--- Begin Listed records ---

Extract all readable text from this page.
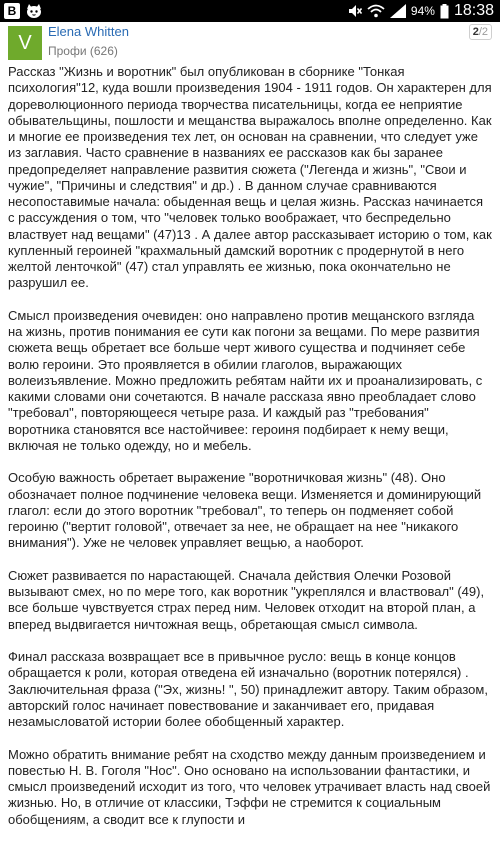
В	94% 18:38
V	Elena Whitten
Профи (626)
2/2

Рассказ "Жизнь и воротник" был опубликован в сборнике "Тонкая психология"12, куда вошли произведения 1904 - 1911 годов. Он характерен для дореволюционного периода творчества писательницы, когда ее неприятие обывательщины, пошлости и мещанства выражалось вполне определенно. Как и многие ее произведения тех лет, он основан на сравнении, что следует уже из заглавия. Часто сравнение в названиях ее рассказов как бы заранее предопределяет направление развития сюжета ("Легенда и жизнь", "Свои и чужие", "Причины и следствия" и др.) . В данном случае сравниваются несопоставимые начала: обыденная вещь и целая жизнь. Рассказ начинается с рассуждения о том, что "человек только воображает, что беспредельно властвует над вещами" (47)13 . А далее автор рассказывает историю о том, как купленный героиней "крахмальный дамский воротник с продернутой в него желтой ленточкой" (47) стал управлять ее жизнью, пока окончательно не разрушил ее.

Смысл произведения очевиден: оно направлено против мещанского взгляда на жизнь, против понимания ее сути как погони за вещами. По мере развития сюжета вещь обретает все больше черт живого существа и подчиняет себе волю героини. Это проявляется в обилии глаголов, выражающих волеизъявление. Можно предложить ребятам найти их и проанализировать, с какими словами они сочетаются. В начале рассказа явно преобладает слово "требовал", повторяющееся четыре раза. И каждый раз "требования" воротника становятся все настойчивее: героиня подбирает к нему вещи, включая не только одежду, но и мебель.

Особую важность обретает выражение "воротничковая жизнь" (48). Оно обозначает полное подчинение человека вещи. Изменяется и доминирующий глагол: если до этого воротник "требовал", то теперь он подменяет собой героиню ("вертит головой", отвечает за нее, не обращает на нее "никакого внимания"). Уже не человек управляет вещью, а наоборот.

Сюжет развивается по нарастающей. Сначала действия Олечки Розовой вызывают смех, но по мере того, как воротник "укреплялся и властвовал" (49), все больше чувствуется страх перед ним. Человек отходит на второй план, а вперед выдвигается ничтожная вещь, обретающая смысл символа.

Финал рассказа возвращает все в привычное русло: вещь в конце концов обращается к роли, которая отведена ей изначально (воротник потерялся) . Заключительная фраза ("Эх, жизнь! ", 50) принадлежит автору. Таким образом, авторский голос начинает повествование и заканчивает его, придавая незамысловатой истории более обобщенный характер.

Можно обратить внимание ребят на сходство между данным произведением и повестью Н. В. Гоголя "Нос". Оно основано на использовании фантастики, и смысл произведений исходит из того, что человек утрачивает власть над своей жизнью. Но, в отличие от классики, Тэффи не стремится к социальным обобщениям, а сводит все к глупости и
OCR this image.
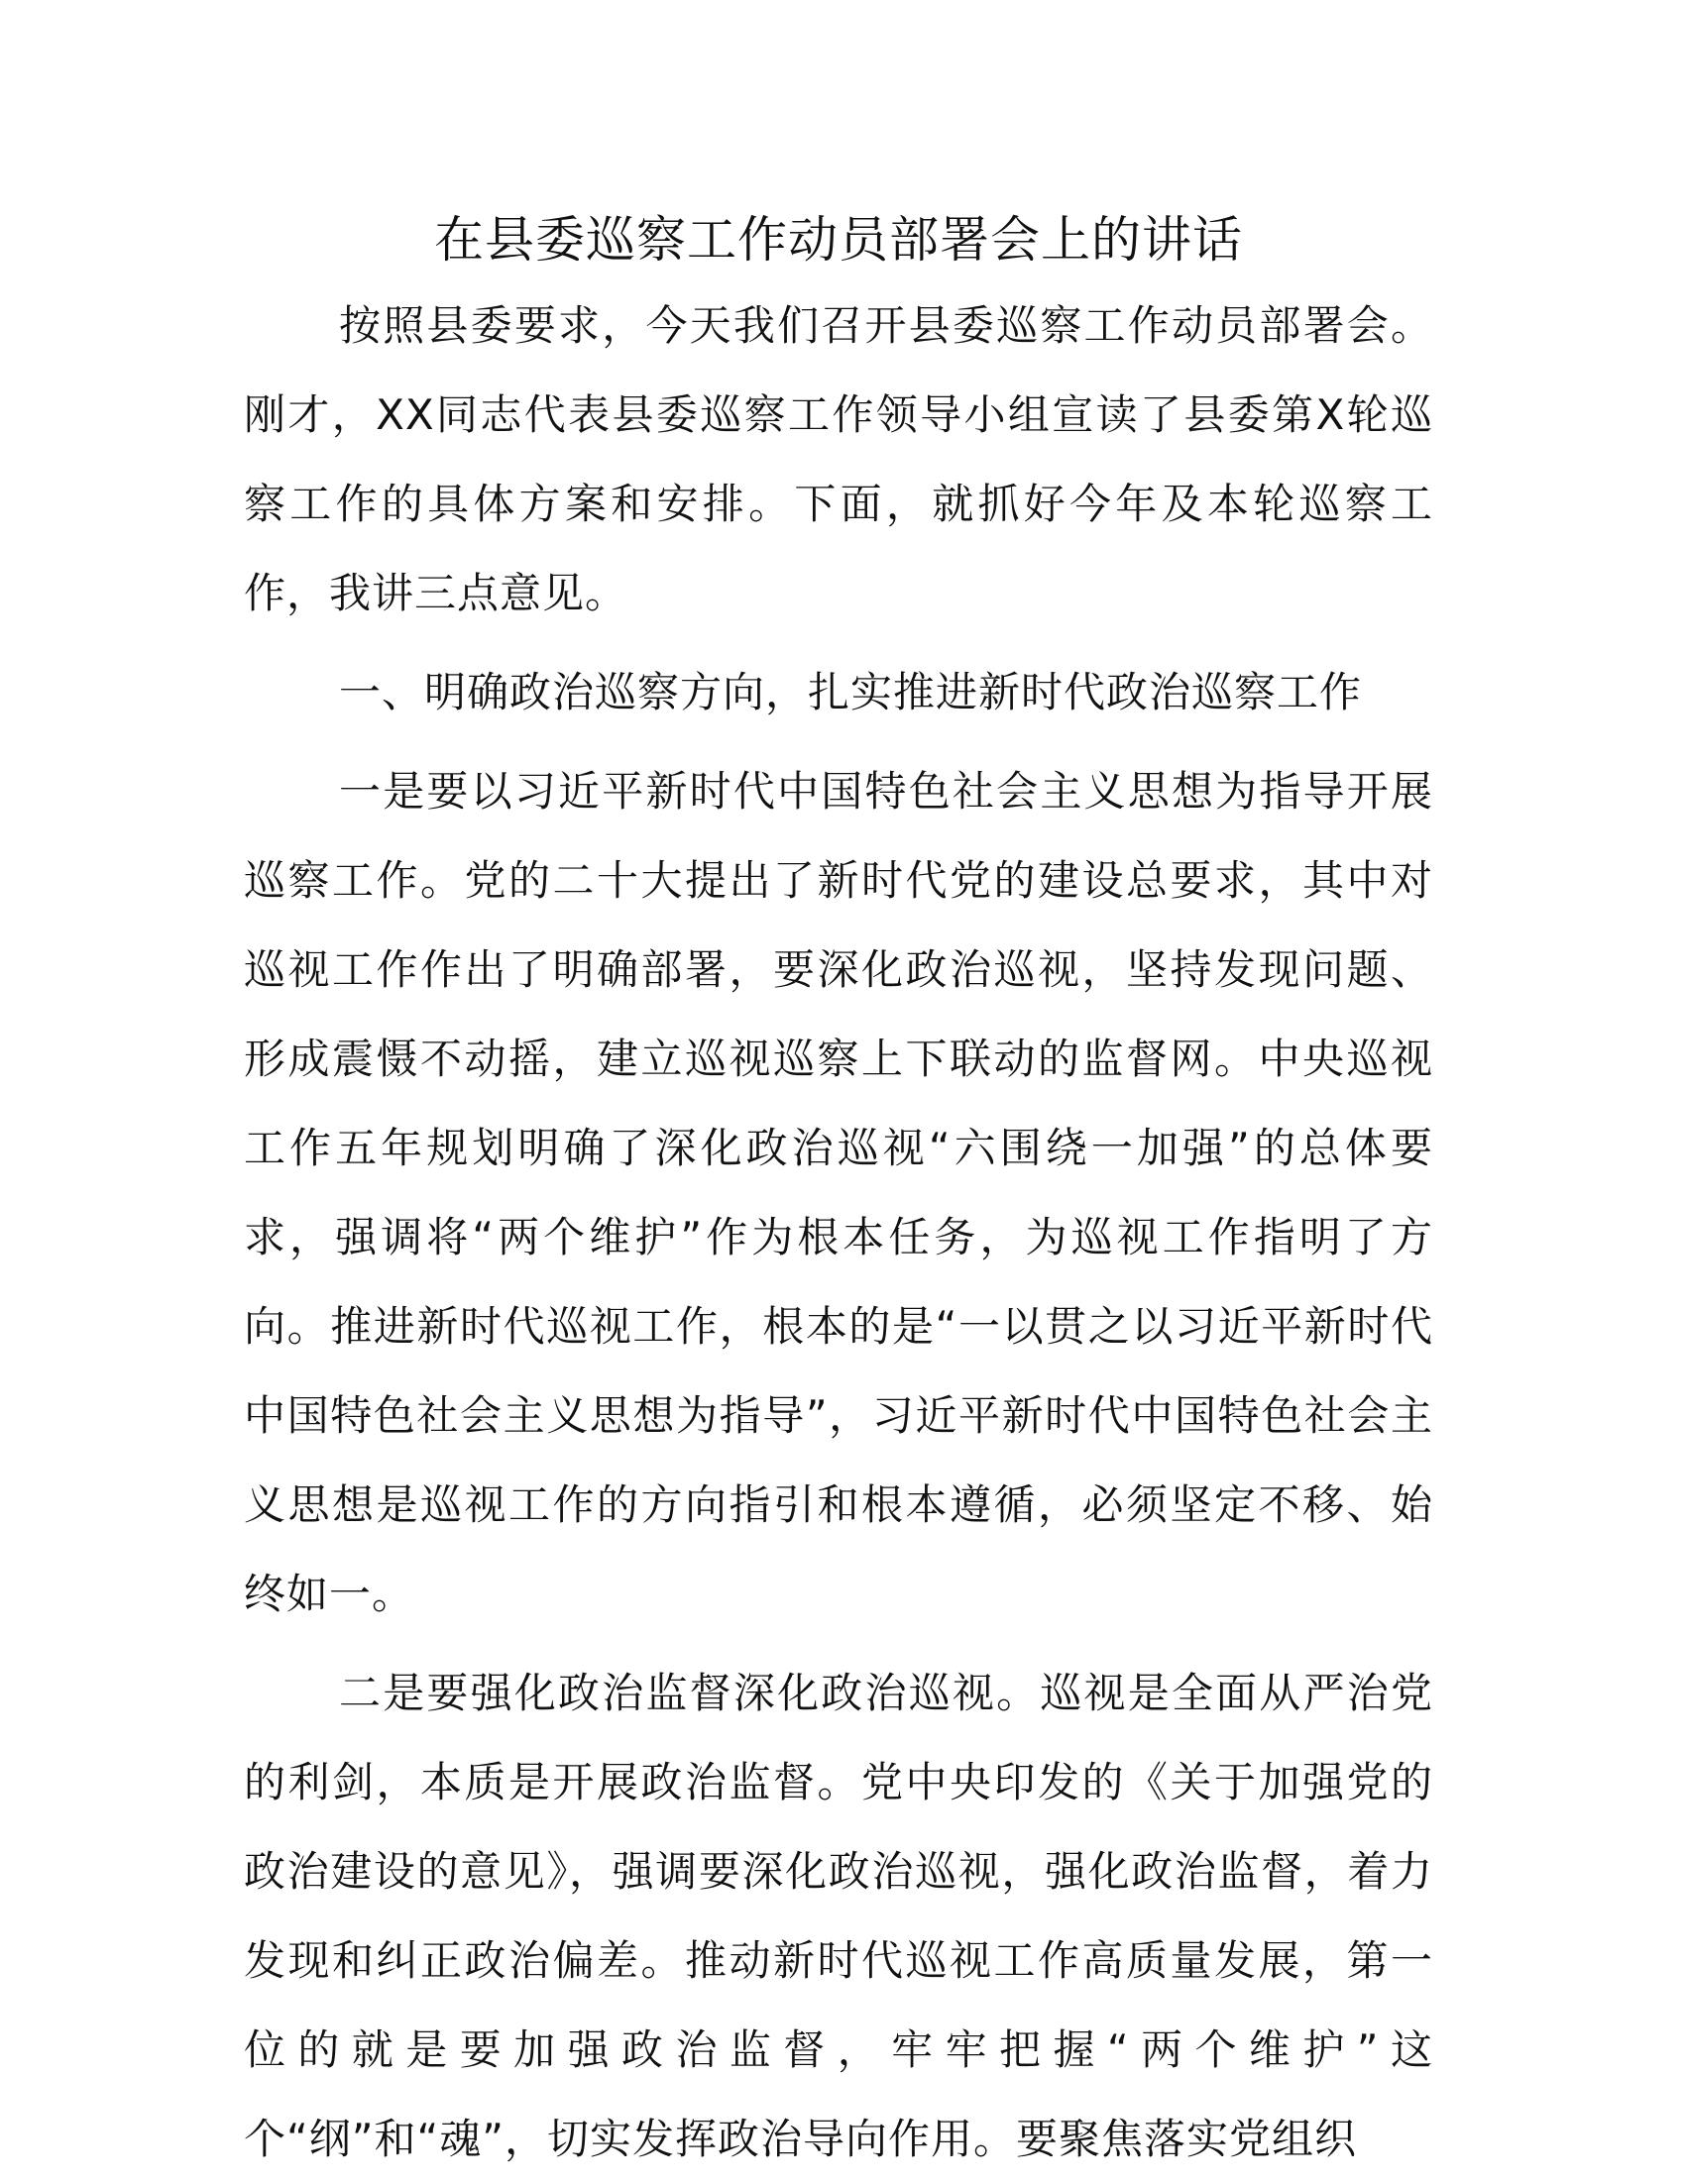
在县委巡察工作动员部署会上的讲话

按照县委要求，今天我们召开县委巡察工作动员部署会。刚才，XX同志代表县委巡察工作领导小组宣读了县委第X轮巡察工作的具体方案和安排。下面，就抓好今年及本轮巡察工作，我讲三点意见。

一、明确政治巡察方向，扎实推进新时代政治巡察工作

一是要以习近平新时代中国特色社会主义思想为指导开展巡察工作。党的二十大提出了新时代党的建设总要求，其中对巡视工作作出了明确部署，要深化政治巡视，坚持发现问题、形成震慑不动摇，建立巡视巡察上下联动的监督网。中央巡视工作五年规划明确了深化政治巡视“六围绕一加强”的总体要求，强调将“两个维护”作为根本任务，为巡视工作指明了方向。推进新时代巡视工作，根本的是“一以贯之以习近平新时代中国特色社会主义思想为指导”，习近平新时代中国特色社会主义思想是巡视工作的方向指引和根本遵循，必须坚定不移、始终如一。

二是要强化政治监督深化政治巡视。巡视是全面从严治党的利剑，本质是开展政治监督。党中央印发的《关于加强党的政治建设的意见》，强调要深化政治巡视，强化政治监督，着力发现和纠正政治偏差。推动新时代巡视工作高质量发展，第一位的就是要加强政治监督，牢牢把握“两个维护”这个“纲”和“魂”，切实发挥政治导向作用。要聚焦落实党组织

--- End Listed records ---

### Exercise goal:
Omitting all images, print the listing exactly.

### Exercise response:
Extract all readable text from this page.
В	94% 18:38
V	Elena Whitten
Профи (626)
2/2

Рассказ "Жизнь и воротник" был опубликован в сборнике "Тонкая психология"12, куда вошли произведения 1904 - 1911 годов. Он характерен для дореволюционного периода творчества писательницы, когда ее неприятие обывательщины, пошлости и мещанства выражалось вполне определенно. Как и многие ее произведения тех лет, он основан на сравнении, что следует уже из заглавия. Часто сравнение в названиях ее рассказов как бы заранее предопределяет направление развития сюжета ("Легенда и жизнь", "Свои и чужие", "Причины и следствия" и др.) . В данном случае сравниваются несопоставимые начала: обыденная вещь и целая жизнь. Рассказ начинается с рассуждения о том, что "человек только воображает, что беспредельно властвует над вещами" (47)13 . А далее автор рассказывает историю о том, как купленный героиней "крахмальный дамский воротник с продернутой в него желтой ленточкой" (47) стал управлять ее жизнью, пока окончательно не разрушил ее.

Смысл произведения очевиден: оно направлено против мещанского взгляда на жизнь, против понимания ее сути как погони за вещами. По мере развития сюжета вещь обретает все больше черт живого существа и подчиняет себе волю героини. Это проявляется в обилии глаголов, выражающих волеизъявление. Можно предложить ребятам найти их и проанализировать, с какими словами они сочетаются. В начале рассказа явно преобладает слово "требовал", повторяющееся четыре раза. И каждый раз "требования" воротника становятся все настойчивее: героиня подбирает к нему вещи, включая не только одежду, но и мебель.

Особую важность обретает выражение "воротничковая жизнь" (48). Оно обозначает полное подчинение человека вещи. Изменяется и доминирующий глагол: если до этого воротник "требовал", то теперь он подменяет собой героиню ("вертит головой", отвечает за нее, не обращает на нее "никакого внимания"). Уже не человек управляет вещью, а наоборот.

Сюжет развивается по нарастающей. Сначала действия Олечки Розовой вызывают смех, но по мере того, как воротник "укреплялся и властвовал" (49), все больше чувствуется страх перед ним. Человек отходит на второй план, а вперед выдвигается ничтожная вещь, обретающая смысл символа.

Финал рассказа возвращает все в привычное русло: вещь в конце концов обращается к роли, которая отведена ей изначально (воротник потерялся) . Заключительная фраза ("Эх, жизнь! ", 50) принадлежит автору. Таким образом, авторский голос начинает повествование и заканчивает его, придавая незамысловатой истории более обобщенный характер.

Можно обратить внимание ребят на сходство между данным произведением и повестью Н. В. Гоголя "Нос". Оно основано на использовании фантастики, и смысл произведений исходит из того, что человек утрачивает власть над своей жизнью. Но, в отличие от классики, Тэффи не стремится к социальным обобщениям, а сводит все к глупости и
OCR this image.
在县委巡察工作动员部署会上的讲话

按照县委要求，今天我们召开县委巡察工作动员部署会。刚才，XX同志代表县委巡察工作领导小组宣读了县委第X轮巡察工作的具体方案和安排。下面，就抓好今年及本轮巡察工作，我讲三点意见。

一、明确政治巡察方向，扎实推进新时代政治巡察工作

一是要以习近平新时代中国特色社会主义思想为指导开展巡察工作。党的二十大提出了新时代党的建设总要求，其中对巡视工作作出了明确部署，要深化政治巡视，坚持发现问题、形成震慑不动摇，建立巡视巡察上下联动的监督网。中央巡视工作五年规划明确了深化政治巡视“六围绕一加强”的总体要求，强调将“两个维护”作为根本任务，为巡视工作指明了方向。推进新时代巡视工作，根本的是“一以贯之以习近平新时代中国特色社会主义思想为指导”，习近平新时代中国特色社会主义思想是巡视工作的方向指引和根本遵循，必须坚定不移、始终如一。

二是要强化政治监督深化政治巡视。巡视是全面从严治党的利剑，本质是开展政治监督。党中央印发的《关于加强党的政治建设的意见》，强调要深化政治巡视，强化政治监督，着力发现和纠正政治偏差。推动新时代巡视工作高质量发展，第一位的就是要加强政治监督，牢牢把握“两个维护”这个“纲”和“魂”，切实发挥政治导向作用。要聚焦落实党组织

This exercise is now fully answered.